------ Entries ------

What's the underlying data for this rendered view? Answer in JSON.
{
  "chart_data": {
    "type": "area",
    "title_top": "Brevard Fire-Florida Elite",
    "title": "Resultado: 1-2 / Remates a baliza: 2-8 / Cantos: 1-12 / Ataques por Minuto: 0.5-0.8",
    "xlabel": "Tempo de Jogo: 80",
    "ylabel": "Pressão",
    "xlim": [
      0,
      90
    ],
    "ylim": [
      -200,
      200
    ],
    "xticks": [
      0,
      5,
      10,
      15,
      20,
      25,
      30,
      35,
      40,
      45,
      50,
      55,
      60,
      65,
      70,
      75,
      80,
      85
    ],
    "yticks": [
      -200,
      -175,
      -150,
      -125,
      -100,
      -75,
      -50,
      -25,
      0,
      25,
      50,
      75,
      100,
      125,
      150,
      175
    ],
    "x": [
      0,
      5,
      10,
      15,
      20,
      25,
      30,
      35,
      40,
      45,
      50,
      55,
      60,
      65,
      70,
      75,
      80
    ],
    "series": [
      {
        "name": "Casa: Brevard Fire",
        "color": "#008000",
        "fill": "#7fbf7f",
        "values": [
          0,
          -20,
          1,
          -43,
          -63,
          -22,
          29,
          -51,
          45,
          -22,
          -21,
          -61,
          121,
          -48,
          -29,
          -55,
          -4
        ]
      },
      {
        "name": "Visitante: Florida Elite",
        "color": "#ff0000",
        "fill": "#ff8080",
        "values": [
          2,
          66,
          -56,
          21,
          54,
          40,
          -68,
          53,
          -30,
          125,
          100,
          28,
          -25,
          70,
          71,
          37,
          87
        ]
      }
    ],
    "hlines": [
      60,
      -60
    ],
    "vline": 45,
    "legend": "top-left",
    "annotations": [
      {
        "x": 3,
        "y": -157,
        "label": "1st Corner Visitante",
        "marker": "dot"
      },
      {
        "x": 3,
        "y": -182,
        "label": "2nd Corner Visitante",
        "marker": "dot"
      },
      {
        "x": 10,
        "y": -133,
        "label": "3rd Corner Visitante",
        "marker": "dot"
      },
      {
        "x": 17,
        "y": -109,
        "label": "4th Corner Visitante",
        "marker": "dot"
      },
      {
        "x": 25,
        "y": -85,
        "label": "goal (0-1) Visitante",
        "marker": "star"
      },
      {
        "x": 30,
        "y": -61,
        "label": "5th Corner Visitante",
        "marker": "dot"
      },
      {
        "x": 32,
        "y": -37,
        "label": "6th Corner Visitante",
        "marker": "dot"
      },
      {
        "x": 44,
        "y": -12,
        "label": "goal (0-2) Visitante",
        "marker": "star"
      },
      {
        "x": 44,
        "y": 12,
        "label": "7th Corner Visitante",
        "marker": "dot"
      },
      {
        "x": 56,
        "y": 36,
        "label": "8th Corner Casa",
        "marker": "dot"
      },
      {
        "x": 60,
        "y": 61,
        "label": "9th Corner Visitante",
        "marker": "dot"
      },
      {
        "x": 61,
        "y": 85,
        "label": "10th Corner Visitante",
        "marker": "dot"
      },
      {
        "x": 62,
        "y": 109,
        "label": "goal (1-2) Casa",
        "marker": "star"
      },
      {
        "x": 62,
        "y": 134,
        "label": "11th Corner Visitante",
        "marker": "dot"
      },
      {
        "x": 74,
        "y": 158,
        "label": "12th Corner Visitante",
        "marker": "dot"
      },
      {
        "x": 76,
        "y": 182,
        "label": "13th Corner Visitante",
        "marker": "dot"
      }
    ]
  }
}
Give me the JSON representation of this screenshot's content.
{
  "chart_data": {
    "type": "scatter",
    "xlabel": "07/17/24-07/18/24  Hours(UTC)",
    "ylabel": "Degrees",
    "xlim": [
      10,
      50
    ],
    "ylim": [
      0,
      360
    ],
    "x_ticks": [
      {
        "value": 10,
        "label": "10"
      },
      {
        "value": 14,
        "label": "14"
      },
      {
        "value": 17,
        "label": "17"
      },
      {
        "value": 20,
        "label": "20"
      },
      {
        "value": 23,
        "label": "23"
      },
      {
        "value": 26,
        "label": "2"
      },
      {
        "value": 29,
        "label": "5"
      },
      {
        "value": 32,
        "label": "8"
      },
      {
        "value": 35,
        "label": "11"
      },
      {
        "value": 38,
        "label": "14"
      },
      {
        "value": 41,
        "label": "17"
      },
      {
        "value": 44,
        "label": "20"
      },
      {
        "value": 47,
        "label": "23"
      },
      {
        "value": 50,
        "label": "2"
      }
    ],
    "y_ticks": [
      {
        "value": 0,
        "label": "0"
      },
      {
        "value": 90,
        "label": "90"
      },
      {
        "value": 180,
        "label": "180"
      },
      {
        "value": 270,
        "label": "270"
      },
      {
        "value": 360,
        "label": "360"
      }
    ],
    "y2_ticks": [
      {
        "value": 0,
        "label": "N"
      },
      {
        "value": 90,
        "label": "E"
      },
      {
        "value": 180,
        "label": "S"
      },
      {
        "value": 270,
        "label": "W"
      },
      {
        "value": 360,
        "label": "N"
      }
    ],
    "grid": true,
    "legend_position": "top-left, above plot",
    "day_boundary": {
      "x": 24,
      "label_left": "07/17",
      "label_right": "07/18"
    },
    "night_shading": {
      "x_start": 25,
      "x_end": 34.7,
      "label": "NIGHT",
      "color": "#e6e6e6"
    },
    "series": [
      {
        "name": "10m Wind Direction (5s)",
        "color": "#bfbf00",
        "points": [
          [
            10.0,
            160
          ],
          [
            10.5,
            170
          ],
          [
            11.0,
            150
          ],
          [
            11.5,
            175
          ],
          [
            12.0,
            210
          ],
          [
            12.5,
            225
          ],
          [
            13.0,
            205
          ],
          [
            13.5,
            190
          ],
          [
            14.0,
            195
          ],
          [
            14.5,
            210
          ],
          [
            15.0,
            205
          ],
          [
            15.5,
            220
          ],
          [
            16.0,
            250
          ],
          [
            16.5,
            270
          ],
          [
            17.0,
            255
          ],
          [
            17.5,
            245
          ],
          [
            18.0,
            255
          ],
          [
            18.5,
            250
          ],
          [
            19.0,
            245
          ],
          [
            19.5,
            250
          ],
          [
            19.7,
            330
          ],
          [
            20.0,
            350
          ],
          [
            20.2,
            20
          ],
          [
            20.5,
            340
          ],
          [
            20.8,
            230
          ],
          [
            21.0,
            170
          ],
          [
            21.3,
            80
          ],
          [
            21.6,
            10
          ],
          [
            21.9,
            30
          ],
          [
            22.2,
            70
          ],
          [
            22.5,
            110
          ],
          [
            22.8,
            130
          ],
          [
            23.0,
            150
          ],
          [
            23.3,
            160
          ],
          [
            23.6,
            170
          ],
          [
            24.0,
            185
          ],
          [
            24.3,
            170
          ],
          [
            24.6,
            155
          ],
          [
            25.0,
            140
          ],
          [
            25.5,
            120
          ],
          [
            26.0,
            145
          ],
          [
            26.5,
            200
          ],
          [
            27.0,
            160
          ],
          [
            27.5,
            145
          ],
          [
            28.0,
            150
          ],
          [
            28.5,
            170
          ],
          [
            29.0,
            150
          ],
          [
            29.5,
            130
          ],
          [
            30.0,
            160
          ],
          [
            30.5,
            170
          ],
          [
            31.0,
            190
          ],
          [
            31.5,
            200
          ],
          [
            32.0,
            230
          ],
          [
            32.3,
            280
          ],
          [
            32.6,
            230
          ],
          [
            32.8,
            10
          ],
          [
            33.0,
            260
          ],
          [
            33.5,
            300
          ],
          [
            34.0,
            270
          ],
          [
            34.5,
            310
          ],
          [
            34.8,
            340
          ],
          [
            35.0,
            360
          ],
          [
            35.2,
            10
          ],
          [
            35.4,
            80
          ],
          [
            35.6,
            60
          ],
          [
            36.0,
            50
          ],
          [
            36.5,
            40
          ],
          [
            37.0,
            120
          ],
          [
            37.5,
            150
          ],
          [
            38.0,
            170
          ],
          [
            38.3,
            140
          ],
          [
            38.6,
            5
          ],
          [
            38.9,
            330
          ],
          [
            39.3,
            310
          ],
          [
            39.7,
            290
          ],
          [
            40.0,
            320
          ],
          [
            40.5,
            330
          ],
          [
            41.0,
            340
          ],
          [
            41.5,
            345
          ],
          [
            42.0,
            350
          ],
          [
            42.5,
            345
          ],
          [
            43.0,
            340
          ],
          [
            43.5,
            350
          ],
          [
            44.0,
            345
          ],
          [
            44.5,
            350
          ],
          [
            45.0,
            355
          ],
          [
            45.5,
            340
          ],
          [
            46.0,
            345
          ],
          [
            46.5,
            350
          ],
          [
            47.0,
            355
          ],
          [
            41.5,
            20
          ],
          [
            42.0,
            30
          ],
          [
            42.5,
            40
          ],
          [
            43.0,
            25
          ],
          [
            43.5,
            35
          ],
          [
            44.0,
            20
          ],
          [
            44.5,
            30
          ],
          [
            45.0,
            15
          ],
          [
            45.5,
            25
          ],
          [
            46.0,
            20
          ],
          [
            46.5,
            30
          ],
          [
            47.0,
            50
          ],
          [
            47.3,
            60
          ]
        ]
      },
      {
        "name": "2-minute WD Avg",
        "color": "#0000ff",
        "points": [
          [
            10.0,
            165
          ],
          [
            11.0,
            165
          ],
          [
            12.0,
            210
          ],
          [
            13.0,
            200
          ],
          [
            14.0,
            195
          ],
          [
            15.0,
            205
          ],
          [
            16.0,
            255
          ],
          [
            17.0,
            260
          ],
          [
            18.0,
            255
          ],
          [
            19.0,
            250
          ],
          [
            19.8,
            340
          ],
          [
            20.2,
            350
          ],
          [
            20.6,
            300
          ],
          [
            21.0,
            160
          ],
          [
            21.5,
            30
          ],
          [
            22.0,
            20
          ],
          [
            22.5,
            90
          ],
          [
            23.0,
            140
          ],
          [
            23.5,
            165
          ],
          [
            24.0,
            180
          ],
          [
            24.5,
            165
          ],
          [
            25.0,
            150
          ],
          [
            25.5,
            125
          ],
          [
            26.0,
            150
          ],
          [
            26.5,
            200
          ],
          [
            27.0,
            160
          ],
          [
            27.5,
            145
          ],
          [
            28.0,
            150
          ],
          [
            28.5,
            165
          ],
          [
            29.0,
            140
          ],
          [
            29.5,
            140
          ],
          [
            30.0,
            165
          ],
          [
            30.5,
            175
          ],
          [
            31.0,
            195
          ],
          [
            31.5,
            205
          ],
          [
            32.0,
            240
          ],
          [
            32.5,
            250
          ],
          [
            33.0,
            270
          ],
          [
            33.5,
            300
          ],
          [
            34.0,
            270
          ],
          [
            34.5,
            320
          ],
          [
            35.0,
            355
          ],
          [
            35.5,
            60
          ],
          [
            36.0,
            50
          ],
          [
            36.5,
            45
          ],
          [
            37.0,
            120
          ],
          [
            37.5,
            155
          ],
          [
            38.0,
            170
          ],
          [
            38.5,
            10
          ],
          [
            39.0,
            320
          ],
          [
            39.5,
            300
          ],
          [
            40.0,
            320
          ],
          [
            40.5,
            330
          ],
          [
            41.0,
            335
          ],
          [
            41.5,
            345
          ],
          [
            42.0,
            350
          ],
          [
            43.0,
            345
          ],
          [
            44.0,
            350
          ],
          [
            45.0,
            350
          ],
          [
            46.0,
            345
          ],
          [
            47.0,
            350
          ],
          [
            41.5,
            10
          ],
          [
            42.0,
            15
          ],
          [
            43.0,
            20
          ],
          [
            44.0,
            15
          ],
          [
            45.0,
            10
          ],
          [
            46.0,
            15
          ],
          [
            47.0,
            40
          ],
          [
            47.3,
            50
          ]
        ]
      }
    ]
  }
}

------

Do this. List all lines from the entries that include the word "Casa".

Response to this exercise.
        "name": "Casa: Brevard Fire",
        "label": "8th Corner Casa",
        "label": "goal (1-2) Casa",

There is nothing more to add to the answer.